== LISTING

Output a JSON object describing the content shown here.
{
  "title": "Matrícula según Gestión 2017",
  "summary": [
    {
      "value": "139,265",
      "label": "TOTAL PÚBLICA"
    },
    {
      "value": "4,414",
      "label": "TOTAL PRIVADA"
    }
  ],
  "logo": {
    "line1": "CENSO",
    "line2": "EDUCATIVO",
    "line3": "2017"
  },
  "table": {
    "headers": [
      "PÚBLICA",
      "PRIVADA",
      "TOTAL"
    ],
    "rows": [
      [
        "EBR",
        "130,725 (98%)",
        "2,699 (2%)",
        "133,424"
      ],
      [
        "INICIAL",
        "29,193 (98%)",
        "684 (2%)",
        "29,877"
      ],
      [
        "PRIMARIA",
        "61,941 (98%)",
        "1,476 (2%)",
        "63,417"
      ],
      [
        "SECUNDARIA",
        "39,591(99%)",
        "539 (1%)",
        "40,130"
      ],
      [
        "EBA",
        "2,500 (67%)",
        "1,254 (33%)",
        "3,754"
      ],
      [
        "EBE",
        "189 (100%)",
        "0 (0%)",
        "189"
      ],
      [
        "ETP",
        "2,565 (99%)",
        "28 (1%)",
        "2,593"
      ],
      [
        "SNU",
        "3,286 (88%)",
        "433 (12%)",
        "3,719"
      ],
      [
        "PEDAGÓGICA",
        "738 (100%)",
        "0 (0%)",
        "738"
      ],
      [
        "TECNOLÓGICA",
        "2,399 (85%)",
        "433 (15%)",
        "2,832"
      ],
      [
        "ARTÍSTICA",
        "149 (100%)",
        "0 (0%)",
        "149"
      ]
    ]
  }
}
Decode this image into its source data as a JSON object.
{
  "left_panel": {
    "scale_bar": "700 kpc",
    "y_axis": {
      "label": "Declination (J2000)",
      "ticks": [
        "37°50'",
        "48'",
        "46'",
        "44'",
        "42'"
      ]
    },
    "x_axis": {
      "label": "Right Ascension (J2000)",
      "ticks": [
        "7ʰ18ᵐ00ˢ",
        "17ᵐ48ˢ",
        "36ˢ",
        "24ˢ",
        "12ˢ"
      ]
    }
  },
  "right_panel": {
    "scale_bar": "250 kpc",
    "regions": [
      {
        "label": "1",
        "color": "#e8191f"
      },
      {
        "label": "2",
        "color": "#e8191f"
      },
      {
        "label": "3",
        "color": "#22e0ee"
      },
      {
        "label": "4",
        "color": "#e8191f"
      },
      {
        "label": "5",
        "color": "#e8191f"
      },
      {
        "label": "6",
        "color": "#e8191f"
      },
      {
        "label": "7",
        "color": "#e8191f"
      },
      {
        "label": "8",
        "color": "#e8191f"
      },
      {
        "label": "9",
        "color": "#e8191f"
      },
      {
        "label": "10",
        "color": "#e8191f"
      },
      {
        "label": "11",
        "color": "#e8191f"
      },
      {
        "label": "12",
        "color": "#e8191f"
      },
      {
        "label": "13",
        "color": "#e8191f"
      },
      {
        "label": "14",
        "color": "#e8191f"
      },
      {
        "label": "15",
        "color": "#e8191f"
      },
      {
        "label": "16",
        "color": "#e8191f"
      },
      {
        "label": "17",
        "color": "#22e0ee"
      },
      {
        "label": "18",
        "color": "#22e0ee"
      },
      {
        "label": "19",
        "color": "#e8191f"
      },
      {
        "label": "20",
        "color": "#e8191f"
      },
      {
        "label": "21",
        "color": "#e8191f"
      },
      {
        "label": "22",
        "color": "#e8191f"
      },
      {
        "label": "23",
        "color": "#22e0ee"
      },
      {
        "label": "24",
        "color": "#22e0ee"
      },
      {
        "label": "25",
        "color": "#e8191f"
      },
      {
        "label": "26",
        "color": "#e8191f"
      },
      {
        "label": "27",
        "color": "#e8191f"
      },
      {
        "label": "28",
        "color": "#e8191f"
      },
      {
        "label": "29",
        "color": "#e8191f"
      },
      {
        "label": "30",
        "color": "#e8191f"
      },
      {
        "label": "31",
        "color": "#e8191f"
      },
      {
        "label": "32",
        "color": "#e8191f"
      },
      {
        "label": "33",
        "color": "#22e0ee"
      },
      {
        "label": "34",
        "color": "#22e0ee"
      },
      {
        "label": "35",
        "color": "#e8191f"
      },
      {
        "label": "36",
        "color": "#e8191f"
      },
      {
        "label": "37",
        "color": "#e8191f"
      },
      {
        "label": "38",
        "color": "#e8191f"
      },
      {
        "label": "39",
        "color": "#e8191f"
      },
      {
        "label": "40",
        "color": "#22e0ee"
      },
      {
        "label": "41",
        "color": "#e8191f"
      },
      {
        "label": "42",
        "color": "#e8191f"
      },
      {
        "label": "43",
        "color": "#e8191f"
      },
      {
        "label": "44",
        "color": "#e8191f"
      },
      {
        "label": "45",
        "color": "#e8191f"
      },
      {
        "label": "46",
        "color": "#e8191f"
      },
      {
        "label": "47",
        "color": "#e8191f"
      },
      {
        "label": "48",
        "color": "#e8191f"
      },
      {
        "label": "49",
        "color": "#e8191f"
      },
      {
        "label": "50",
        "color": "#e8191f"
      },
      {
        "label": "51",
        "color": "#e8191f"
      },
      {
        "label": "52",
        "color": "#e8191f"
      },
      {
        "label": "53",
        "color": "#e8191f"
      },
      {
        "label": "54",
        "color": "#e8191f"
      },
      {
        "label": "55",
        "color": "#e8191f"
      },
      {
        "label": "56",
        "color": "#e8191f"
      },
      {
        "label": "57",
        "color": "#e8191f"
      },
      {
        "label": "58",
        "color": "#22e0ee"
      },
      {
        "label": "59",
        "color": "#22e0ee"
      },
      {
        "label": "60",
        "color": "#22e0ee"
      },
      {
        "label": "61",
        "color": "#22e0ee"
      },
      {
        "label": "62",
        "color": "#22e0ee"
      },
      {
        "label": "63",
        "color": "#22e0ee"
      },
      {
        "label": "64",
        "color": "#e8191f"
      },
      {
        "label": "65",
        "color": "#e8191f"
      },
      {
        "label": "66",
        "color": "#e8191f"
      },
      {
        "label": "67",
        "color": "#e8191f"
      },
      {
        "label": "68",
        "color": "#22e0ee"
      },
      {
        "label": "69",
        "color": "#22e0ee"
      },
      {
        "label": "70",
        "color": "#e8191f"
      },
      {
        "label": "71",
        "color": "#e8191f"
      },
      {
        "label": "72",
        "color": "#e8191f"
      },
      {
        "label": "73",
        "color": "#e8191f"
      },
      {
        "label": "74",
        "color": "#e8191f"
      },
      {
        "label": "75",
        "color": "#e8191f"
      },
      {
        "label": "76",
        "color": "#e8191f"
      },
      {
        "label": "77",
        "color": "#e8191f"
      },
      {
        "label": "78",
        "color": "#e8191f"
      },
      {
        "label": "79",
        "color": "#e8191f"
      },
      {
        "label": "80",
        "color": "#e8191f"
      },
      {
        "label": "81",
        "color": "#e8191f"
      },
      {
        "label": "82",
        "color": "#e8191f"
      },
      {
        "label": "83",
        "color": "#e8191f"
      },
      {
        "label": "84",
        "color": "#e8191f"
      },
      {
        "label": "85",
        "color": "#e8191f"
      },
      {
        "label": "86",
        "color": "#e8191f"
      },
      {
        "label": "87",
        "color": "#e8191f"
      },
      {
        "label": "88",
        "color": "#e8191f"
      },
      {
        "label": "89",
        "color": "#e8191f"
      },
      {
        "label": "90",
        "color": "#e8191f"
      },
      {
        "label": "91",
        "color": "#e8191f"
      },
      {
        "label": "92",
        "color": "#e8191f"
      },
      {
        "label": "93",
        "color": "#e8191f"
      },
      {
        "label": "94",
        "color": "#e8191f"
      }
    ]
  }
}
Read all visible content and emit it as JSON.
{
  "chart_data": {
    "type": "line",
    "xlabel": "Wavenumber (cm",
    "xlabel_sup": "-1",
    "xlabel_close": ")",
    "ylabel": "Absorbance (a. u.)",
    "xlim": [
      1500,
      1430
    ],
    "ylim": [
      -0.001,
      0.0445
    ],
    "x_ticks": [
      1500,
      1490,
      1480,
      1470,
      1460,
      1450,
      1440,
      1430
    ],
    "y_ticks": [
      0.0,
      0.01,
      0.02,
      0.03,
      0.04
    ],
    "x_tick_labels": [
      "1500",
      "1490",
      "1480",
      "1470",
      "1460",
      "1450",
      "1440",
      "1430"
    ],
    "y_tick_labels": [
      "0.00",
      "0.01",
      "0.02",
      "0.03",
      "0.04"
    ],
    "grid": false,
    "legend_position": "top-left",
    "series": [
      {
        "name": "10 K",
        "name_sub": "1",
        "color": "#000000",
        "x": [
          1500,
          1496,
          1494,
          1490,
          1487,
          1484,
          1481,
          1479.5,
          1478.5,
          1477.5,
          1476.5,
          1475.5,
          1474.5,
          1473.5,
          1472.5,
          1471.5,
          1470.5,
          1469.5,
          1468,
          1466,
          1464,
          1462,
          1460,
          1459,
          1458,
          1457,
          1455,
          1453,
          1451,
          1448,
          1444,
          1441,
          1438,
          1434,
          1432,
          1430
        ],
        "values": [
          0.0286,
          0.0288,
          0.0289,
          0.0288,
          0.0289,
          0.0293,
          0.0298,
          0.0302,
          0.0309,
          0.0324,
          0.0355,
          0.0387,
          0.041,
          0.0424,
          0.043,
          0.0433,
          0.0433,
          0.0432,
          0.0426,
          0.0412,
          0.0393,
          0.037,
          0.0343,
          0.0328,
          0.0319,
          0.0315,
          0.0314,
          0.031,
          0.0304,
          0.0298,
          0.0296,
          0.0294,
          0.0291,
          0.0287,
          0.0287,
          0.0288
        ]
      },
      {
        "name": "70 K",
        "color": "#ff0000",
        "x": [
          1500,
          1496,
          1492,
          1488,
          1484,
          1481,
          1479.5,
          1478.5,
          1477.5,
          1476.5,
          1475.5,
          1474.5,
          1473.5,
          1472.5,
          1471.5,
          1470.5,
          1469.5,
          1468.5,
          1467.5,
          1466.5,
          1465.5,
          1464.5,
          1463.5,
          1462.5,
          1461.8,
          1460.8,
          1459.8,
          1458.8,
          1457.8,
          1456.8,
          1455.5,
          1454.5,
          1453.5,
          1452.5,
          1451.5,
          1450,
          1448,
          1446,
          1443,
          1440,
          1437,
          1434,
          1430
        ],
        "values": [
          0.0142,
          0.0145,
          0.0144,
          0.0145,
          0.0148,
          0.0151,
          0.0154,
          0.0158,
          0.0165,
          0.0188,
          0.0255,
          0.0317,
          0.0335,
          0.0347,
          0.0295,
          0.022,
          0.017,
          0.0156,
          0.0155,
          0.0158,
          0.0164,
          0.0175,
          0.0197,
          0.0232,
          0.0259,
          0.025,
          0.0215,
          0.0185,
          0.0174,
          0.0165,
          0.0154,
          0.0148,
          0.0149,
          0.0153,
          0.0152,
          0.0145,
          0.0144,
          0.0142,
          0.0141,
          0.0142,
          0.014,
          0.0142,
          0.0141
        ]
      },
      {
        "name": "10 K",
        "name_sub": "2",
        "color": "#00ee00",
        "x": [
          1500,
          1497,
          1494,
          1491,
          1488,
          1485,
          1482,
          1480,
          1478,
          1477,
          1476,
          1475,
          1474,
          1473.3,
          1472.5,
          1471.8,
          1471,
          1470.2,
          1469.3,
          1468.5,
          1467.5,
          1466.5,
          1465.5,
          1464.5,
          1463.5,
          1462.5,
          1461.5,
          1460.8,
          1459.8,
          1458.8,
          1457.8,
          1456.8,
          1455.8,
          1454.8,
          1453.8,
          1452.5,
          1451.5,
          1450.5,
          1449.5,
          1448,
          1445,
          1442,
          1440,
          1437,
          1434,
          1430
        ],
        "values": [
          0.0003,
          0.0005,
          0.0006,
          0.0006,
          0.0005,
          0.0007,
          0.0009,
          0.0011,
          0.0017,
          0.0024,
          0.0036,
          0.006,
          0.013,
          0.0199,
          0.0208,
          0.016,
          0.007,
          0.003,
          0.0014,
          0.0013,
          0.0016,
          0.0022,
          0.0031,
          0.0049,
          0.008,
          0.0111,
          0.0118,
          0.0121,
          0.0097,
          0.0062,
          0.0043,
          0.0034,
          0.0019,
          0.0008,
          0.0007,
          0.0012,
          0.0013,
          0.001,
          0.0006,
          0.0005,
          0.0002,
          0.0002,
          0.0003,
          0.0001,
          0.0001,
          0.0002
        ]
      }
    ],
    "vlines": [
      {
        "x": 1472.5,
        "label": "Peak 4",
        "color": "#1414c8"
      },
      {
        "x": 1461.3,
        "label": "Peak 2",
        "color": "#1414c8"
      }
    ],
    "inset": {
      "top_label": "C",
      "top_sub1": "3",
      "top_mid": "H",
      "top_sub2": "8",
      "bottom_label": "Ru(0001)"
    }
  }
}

====

- AIM OF THE EXERCISE: Above are the records. Copy every line in them holding "object".

- EXERCISE RESPONSE:
Output a JSON object describing the content shown here.
Decode this image into its source data as a JSON object.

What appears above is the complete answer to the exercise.